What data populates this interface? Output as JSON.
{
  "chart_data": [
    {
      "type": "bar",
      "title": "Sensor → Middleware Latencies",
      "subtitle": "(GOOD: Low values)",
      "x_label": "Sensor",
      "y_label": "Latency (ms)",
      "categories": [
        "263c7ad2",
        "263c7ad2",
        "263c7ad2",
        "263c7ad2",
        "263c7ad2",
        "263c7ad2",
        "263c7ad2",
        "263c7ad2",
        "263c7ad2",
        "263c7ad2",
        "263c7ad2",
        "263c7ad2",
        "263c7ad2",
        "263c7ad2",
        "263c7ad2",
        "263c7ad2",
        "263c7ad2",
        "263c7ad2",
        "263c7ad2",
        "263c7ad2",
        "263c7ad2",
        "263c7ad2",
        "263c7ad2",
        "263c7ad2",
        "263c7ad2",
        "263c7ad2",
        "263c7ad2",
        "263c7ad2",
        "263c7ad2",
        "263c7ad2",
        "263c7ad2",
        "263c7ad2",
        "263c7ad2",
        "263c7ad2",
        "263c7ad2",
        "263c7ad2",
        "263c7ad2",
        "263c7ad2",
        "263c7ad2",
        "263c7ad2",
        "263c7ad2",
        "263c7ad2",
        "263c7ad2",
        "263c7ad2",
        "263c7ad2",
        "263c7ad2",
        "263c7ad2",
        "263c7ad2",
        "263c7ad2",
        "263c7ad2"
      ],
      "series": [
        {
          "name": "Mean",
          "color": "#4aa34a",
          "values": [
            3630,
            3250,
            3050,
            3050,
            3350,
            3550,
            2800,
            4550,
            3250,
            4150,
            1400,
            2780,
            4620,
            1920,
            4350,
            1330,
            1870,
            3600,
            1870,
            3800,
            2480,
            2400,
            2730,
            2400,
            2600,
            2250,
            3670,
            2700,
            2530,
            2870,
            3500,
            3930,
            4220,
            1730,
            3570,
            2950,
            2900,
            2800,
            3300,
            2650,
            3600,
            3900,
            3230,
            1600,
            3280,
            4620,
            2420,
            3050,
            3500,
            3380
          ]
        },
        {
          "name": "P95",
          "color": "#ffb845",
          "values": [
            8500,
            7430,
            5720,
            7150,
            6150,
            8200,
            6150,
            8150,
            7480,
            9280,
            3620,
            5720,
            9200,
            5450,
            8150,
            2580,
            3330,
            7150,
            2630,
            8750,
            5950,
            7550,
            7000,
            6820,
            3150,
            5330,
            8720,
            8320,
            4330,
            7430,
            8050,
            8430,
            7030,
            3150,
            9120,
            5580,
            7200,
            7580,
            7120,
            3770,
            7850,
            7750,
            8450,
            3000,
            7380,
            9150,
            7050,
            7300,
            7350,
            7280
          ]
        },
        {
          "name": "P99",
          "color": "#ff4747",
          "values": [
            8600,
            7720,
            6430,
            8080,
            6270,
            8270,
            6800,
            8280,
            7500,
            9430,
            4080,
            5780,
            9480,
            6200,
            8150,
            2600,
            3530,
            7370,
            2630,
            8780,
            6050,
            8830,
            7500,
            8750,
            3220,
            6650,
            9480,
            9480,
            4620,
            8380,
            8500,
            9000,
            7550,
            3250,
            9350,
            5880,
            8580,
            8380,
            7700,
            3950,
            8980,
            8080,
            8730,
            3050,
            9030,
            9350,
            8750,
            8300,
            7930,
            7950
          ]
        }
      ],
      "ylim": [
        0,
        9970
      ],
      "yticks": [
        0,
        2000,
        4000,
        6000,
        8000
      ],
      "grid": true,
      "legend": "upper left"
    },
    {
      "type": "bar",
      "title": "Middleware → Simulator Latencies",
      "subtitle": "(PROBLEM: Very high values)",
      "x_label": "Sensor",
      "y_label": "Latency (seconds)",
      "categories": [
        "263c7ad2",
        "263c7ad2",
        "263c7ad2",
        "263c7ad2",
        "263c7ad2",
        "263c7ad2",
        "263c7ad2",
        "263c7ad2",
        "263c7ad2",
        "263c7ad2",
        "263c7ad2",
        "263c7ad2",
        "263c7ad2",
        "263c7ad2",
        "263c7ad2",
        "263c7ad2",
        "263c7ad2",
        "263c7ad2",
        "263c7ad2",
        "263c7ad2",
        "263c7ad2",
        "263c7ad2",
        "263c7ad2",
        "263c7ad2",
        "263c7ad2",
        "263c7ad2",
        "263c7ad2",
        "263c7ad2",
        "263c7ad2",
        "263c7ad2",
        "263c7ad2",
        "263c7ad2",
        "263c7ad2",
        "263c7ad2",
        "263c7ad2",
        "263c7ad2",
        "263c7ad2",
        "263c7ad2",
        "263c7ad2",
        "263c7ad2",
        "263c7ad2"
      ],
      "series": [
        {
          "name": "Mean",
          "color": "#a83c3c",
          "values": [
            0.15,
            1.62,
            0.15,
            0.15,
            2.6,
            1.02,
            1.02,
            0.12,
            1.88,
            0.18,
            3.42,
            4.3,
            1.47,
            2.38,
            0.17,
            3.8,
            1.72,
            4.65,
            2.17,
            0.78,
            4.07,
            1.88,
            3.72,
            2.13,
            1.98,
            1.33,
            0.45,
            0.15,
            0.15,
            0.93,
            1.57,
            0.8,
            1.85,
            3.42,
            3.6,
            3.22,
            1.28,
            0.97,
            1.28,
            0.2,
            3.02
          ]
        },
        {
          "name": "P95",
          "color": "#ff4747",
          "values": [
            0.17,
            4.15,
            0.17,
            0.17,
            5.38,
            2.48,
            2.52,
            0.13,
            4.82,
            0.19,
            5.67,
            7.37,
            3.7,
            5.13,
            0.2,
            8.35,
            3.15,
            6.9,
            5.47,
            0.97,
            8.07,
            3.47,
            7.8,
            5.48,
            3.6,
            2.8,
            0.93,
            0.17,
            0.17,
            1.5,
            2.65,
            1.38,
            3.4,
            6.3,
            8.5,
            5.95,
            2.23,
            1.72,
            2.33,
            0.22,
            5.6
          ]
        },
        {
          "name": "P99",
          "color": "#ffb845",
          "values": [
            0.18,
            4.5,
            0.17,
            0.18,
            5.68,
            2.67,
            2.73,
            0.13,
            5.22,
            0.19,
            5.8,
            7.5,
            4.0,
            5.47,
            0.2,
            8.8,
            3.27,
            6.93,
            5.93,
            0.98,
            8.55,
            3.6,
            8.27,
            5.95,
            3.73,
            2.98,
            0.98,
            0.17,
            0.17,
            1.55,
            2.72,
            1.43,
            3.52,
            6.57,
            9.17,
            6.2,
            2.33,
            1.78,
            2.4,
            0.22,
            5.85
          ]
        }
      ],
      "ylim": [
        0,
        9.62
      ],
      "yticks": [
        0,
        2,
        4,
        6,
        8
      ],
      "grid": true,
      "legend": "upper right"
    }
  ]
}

━━━

--- Requirements ---
Find every line that holds "subtitle" and copy it.

--- Answer to the task ---
      "subtitle": "(GOOD: Low values)",
      "subtitle": "(PROBLEM: Very high values)",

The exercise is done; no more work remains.